TASK INPUTS >>

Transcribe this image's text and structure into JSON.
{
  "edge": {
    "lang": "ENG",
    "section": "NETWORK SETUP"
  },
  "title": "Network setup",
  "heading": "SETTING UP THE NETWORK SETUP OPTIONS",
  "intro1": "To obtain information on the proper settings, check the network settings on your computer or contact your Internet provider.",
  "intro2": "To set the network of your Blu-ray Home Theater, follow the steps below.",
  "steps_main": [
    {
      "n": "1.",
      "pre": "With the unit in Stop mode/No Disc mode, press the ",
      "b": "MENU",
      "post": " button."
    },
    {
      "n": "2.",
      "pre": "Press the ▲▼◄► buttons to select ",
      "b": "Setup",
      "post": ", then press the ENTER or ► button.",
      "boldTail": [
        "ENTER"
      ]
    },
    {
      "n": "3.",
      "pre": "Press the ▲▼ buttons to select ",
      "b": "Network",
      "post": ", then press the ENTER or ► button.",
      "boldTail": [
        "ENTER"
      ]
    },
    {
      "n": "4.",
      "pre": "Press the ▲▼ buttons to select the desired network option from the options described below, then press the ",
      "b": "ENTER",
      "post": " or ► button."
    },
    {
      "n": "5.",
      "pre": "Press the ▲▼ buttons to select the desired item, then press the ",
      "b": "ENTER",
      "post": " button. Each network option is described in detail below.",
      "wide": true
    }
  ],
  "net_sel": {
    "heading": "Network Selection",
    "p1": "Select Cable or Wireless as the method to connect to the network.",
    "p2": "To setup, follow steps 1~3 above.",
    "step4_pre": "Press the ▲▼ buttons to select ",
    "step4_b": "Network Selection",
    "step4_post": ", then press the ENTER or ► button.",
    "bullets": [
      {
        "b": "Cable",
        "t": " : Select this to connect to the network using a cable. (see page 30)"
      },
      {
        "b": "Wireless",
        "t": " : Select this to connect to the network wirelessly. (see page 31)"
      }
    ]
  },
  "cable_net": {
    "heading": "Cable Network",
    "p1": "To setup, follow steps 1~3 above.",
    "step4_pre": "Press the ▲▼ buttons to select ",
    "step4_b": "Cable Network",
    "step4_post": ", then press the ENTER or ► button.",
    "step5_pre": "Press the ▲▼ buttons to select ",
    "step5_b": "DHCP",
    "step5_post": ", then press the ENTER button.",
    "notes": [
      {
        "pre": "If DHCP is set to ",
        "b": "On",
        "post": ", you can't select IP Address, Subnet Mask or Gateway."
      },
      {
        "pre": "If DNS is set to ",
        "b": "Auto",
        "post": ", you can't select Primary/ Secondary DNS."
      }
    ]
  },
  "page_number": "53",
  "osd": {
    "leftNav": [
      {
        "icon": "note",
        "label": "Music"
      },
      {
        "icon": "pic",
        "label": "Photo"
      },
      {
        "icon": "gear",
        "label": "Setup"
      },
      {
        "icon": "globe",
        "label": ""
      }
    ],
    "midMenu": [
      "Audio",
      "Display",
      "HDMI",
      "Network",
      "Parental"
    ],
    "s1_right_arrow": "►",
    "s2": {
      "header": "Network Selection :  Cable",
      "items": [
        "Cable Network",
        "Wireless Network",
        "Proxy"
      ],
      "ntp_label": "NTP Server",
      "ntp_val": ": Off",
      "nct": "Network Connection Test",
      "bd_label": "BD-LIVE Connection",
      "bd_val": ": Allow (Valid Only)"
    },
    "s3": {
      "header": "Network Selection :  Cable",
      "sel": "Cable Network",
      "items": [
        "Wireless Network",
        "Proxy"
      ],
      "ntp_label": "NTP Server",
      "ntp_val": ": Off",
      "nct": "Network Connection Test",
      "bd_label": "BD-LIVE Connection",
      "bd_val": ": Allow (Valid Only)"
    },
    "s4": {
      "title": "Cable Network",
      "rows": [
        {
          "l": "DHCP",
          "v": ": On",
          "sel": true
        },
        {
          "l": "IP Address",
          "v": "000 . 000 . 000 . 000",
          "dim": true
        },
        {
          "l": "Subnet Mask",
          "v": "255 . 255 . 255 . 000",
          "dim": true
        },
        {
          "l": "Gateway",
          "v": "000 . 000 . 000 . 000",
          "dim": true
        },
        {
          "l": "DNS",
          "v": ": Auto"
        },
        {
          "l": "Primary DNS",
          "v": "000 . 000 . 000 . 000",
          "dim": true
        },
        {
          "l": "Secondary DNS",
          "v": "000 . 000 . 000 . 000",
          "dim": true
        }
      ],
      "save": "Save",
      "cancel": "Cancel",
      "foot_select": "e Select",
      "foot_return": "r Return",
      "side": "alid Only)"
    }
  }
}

REQUIREMENT >> Where does the word "DHCP" appear? Return each line that holds it.

COMPLETE ANSWER >>
    "step5_b": "DHCP",
        "pre": "If DHCP is set to ",
          "l": "DHCP",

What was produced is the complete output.